▶ **STORED DATA**
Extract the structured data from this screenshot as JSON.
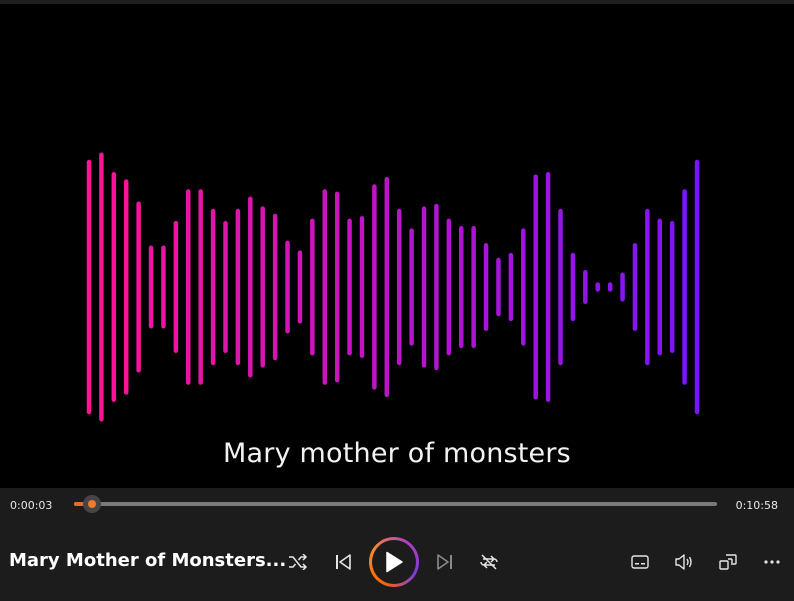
{
  "video": {
    "caption": "Mary mother of monsters",
    "visualizer": {
      "color_start": "#ff1493",
      "color_end": "#7a14ff",
      "bars": [
        0.51,
        0.54,
        0.46,
        0.43,
        0.34,
        0.16,
        0.16,
        0.26,
        0.39,
        0.39,
        0.31,
        0.26,
        0.31,
        0.36,
        0.32,
        0.29,
        0.18,
        0.14,
        0.27,
        0.39,
        0.38,
        0.27,
        0.28,
        0.41,
        0.44,
        0.31,
        0.23,
        0.32,
        0.33,
        0.27,
        0.24,
        0.24,
        0.17,
        0.11,
        0.13,
        0.23,
        0.45,
        0.46,
        0.31,
        0.13,
        0.06,
        0.01,
        0.01,
        0.05,
        0.17,
        0.31,
        0.27,
        0.26,
        0.39,
        0.51
      ]
    }
  },
  "player": {
    "current_time": "0:00:03",
    "total_time": "0:10:58",
    "progress": 0.014,
    "accent": "#f07a2c",
    "title": "Mary Mother of Monsters..."
  },
  "icons": {
    "shuffle": "shuffle-icon",
    "previous": "previous-icon",
    "play": "play-icon",
    "next": "next-icon",
    "repeat": "repeat-icon",
    "captions": "captions-icon",
    "volume": "volume-icon",
    "miniplayer": "miniplayer-icon",
    "more": "more-icon"
  }
}
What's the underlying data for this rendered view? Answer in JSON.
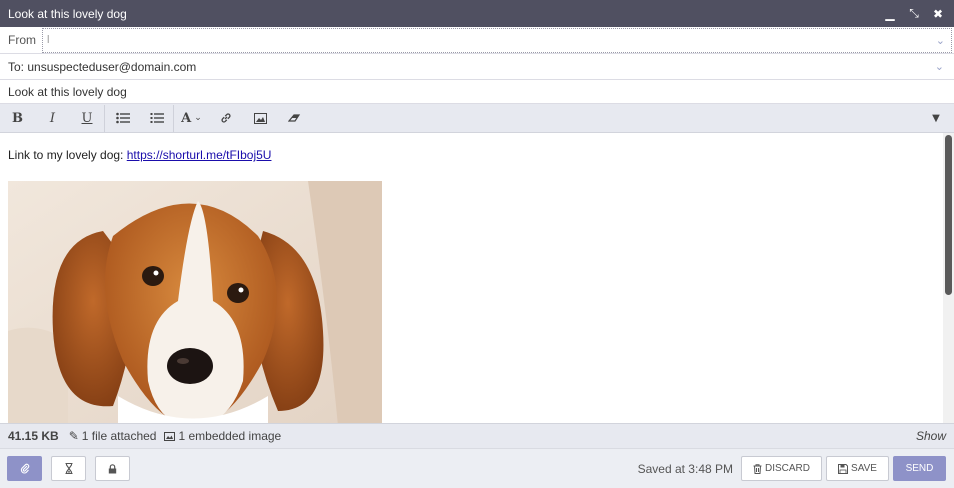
{
  "window": {
    "title": "Look at this lovely dog",
    "buttons": {
      "minimize": "▁",
      "restore": "⤡",
      "close": "✖"
    }
  },
  "from": {
    "label": "From",
    "value": "l"
  },
  "to": {
    "text": "To:  unsuspecteduser@domain.com"
  },
  "subject": {
    "value": "Look at this lovely dog"
  },
  "toolbar": {
    "bold": "B",
    "italic": "I",
    "underline": "U",
    "font": "A"
  },
  "body": {
    "text": "Link to my lovely dog: ",
    "link": "https://shorturl.me/tFIboj5U"
  },
  "status": {
    "size": "41.15 KB",
    "attachments": "1 file attached",
    "embedded": "1 embedded image",
    "show": "Show"
  },
  "footer": {
    "saved": "Saved at 3:48 PM",
    "discard": "DISCARD",
    "save": "SAVE",
    "send": "SEND"
  },
  "colors": {
    "titlebar": "#505061",
    "accent": "#8e92c8",
    "link": "#1a0dab"
  }
}
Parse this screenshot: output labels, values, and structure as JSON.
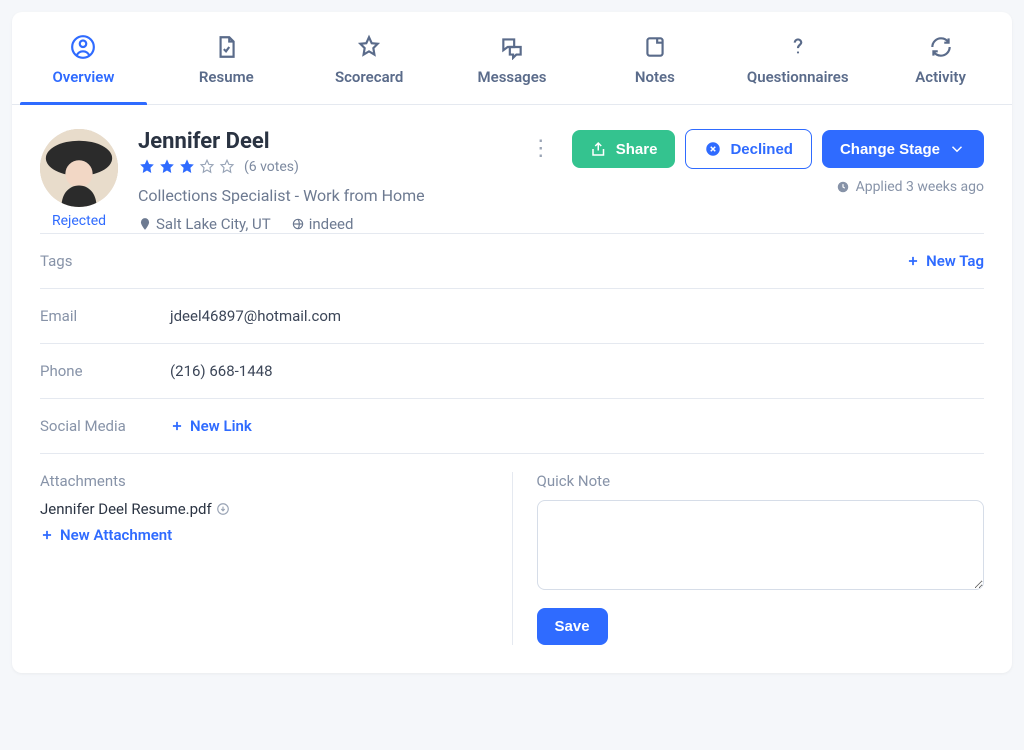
{
  "tabs": {
    "overview": "Overview",
    "resume": "Resume",
    "scorecard": "Scorecard",
    "messages": "Messages",
    "notes": "Notes",
    "questionnaires": "Questionnaires",
    "activity": "Activity"
  },
  "candidate": {
    "name": "Jennifer Deel",
    "status": "Rejected",
    "rating": 3,
    "votes_text": "(6 votes)",
    "job_title": "Collections Specialist - Work from Home",
    "location": "Salt Lake City, UT",
    "source": "indeed",
    "applied_label": "Applied 3 weeks ago"
  },
  "actions": {
    "share": "Share",
    "declined": "Declined",
    "change_stage": "Change Stage"
  },
  "sections": {
    "tags_label": "Tags",
    "new_tag": "New Tag",
    "email_label": "Email",
    "email_value": "jdeel46897@hotmail.com",
    "phone_label": "Phone",
    "phone_value": "(216) 668-1448",
    "social_label": "Social Media",
    "new_link": "New Link",
    "attachments_label": "Attachments",
    "attachment_name": "Jennifer Deel Resume.pdf",
    "new_attachment": "New Attachment",
    "quick_note_label": "Quick Note",
    "save": "Save"
  }
}
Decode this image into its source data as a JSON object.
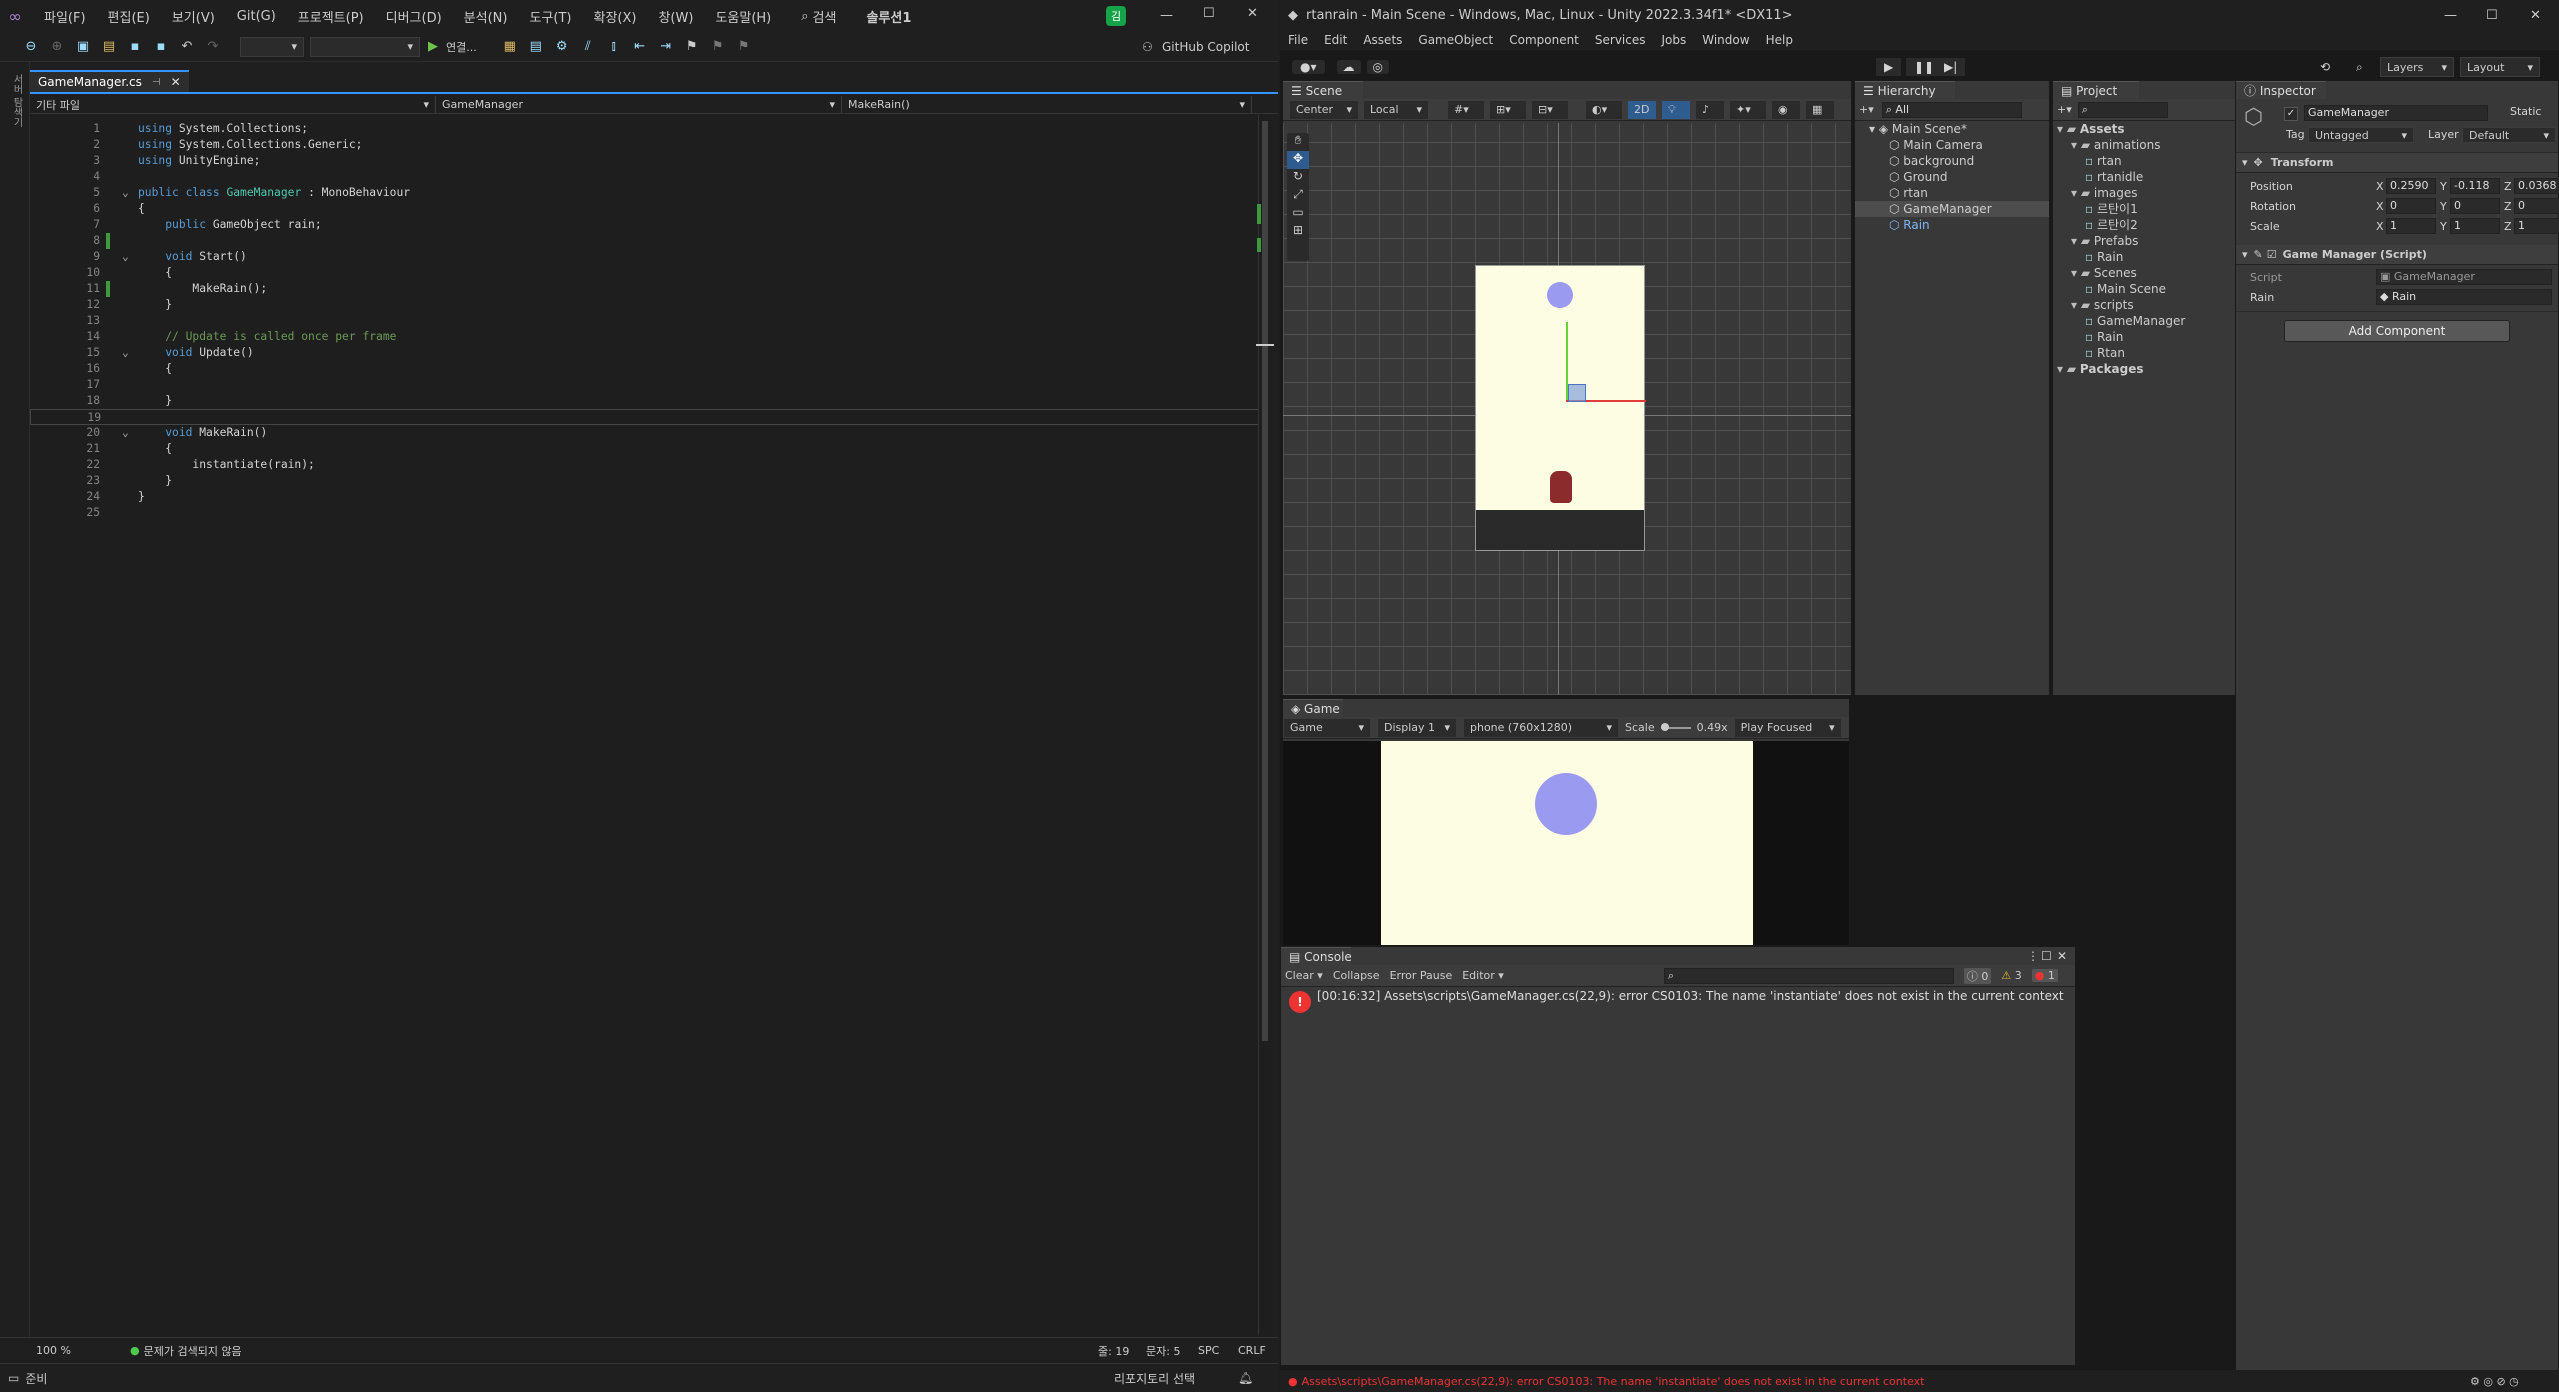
{
  "vs": {
    "menu": [
      "파일(F)",
      "편집(E)",
      "보기(V)",
      "Git(G)",
      "프로젝트(P)",
      "디버그(D)",
      "분석(N)",
      "도구(T)",
      "확장(X)",
      "창(W)",
      "도움말(H)"
    ],
    "search": "검색",
    "solution": "솔루션1",
    "avatar": "김",
    "connect": "연결...",
    "copilot": "GitHub Copilot",
    "tab": "GameManager.cs",
    "nav": {
      "scope": "기타 파일",
      "class": "GameManager",
      "member": "MakeRain()"
    },
    "side_label": "서버 탐색기",
    "code": [
      {
        "n": "1",
        "html": "<span class='kw'>using</span> System.Collections;"
      },
      {
        "n": "2",
        "html": "<span class='kw'>using</span> System.Collections.Generic;"
      },
      {
        "n": "3",
        "html": "<span class='kw'>using</span> UnityEngine;"
      },
      {
        "n": "4",
        "html": ""
      },
      {
        "n": "5",
        "html": "<span class='kw'>public class</span> <span class='ty'>GameManager</span> : MonoBehaviour"
      },
      {
        "n": "6",
        "html": "{"
      },
      {
        "n": "7",
        "html": "    <span class='kw'>public</span> GameObject rain;"
      },
      {
        "n": "8",
        "html": ""
      },
      {
        "n": "9",
        "html": "    <span class='kw'>void</span> Start()"
      },
      {
        "n": "10",
        "html": "    {"
      },
      {
        "n": "11",
        "html": "        MakeRain();"
      },
      {
        "n": "12",
        "html": "    }"
      },
      {
        "n": "13",
        "html": ""
      },
      {
        "n": "14",
        "html": "    <span class='cm'>// Update is called once per frame</span>"
      },
      {
        "n": "15",
        "html": "    <span class='kw'>void</span> Update()"
      },
      {
        "n": "16",
        "html": "    {"
      },
      {
        "n": "17",
        "html": ""
      },
      {
        "n": "18",
        "html": "    }"
      },
      {
        "n": "19",
        "html": ""
      },
      {
        "n": "20",
        "html": "    <span class='kw'>void</span> MakeRain()"
      },
      {
        "n": "21",
        "html": "    {"
      },
      {
        "n": "22",
        "html": "        instantiate(rain);"
      },
      {
        "n": "23",
        "html": "    }"
      },
      {
        "n": "24",
        "html": "}"
      },
      {
        "n": "25",
        "html": ""
      }
    ],
    "status": {
      "zoom": "100 %",
      "issues": "문제가 검색되지 않음",
      "line": "줄: 19",
      "col": "문자: 5",
      "spc": "SPC",
      "crlf": "CRLF"
    },
    "bottom": {
      "ready": "준비",
      "repo": "리포지토리 선택"
    }
  },
  "unity": {
    "title": "rtanrain - Main Scene - Windows, Mac, Linux - Unity 2022.3.34f1* <DX11>",
    "menu": [
      "File",
      "Edit",
      "Assets",
      "GameObject",
      "Component",
      "Services",
      "Jobs",
      "Window",
      "Help"
    ],
    "layers": "Layers",
    "layout": "Layout",
    "scene": {
      "tab": "Scene",
      "pivot": "Center",
      "space": "Local",
      "mode2d": "2D"
    },
    "hierarchy": {
      "tab": "Hierarchy",
      "search": "All",
      "items": [
        {
          "label": "Main Scene*",
          "indent": 0
        },
        {
          "label": "Main Camera",
          "indent": 1
        },
        {
          "label": "background",
          "indent": 1
        },
        {
          "label": "Ground",
          "indent": 1
        },
        {
          "label": "rtan",
          "indent": 1
        },
        {
          "label": "GameManager",
          "indent": 1
        },
        {
          "label": "Rain",
          "indent": 1
        }
      ]
    },
    "project": {
      "tab": "Project",
      "items": [
        {
          "label": "Assets",
          "indent": 0
        },
        {
          "label": "animations",
          "indent": 1
        },
        {
          "label": "rtan",
          "indent": 2
        },
        {
          "label": "rtanidle",
          "indent": 2
        },
        {
          "label": "images",
          "indent": 1
        },
        {
          "label": "르탄이1",
          "indent": 2
        },
        {
          "label": "르탄이2",
          "indent": 2
        },
        {
          "label": "Prefabs",
          "indent": 1
        },
        {
          "label": "Rain",
          "indent": 2
        },
        {
          "label": "Scenes",
          "indent": 1
        },
        {
          "label": "Main Scene",
          "indent": 2
        },
        {
          "label": "scripts",
          "indent": 1
        },
        {
          "label": "GameManager",
          "indent": 2
        },
        {
          "label": "Rain",
          "indent": 2
        },
        {
          "label": "Rtan",
          "indent": 2
        },
        {
          "label": "Packages",
          "indent": 0
        }
      ]
    },
    "inspector": {
      "tab": "Inspector",
      "name": "GameManager",
      "static": "Static",
      "tag_label": "Tag",
      "tag": "Untagged",
      "layer_label": "Layer",
      "layer": "Default",
      "transform": "Transform",
      "position_label": "Position",
      "position": {
        "x": "0.2590",
        "y": "-0.118",
        "z": "0.0368"
      },
      "rotation_label": "Rotation",
      "rotation": {
        "x": "0",
        "y": "0",
        "z": "0"
      },
      "scale_label": "Scale",
      "scale": {
        "x": "1",
        "y": "1",
        "z": "1"
      },
      "component": "Game Manager (Script)",
      "script_label": "Script",
      "script": "GameManager",
      "rain_label": "Rain",
      "rain": "Rain",
      "add": "Add Component"
    },
    "game": {
      "tab": "Game",
      "view": "Game",
      "display": "Display 1",
      "res": "phone (760x1280)",
      "scale_label": "Scale",
      "scale": "0.49x",
      "play": "Play Focused"
    },
    "console": {
      "tab": "Console",
      "clear": "Clear",
      "collapse": "Collapse",
      "errorpause": "Error Pause",
      "editor": "Editor",
      "c0": "0",
      "c1": "3",
      "c2": "1",
      "msg": "[00:16:32] Assets\\scripts\\GameManager.cs(22,9): error CS0103: The name 'instantiate' does not exist in the current context"
    },
    "status": "Assets\\scripts\\GameManager.cs(22,9): error CS0103: The name 'instantiate' does not exist in the current context"
  }
}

▶ **AIM**
Report each line of the material above where the word "scripts" appears.

▶ **RESPONSE TO THIS TASK**
          "label": "scripts",
      "msg": "[00:16:32] Assets\\scripts\\GameManager.cs(22,9): error CS0103: The name 'instantiate' does not exist in the current context"
    "status": "Assets\\scripts\\GameManager.cs(22,9): error CS0103: The name 'instantiate' does not exist in the current context"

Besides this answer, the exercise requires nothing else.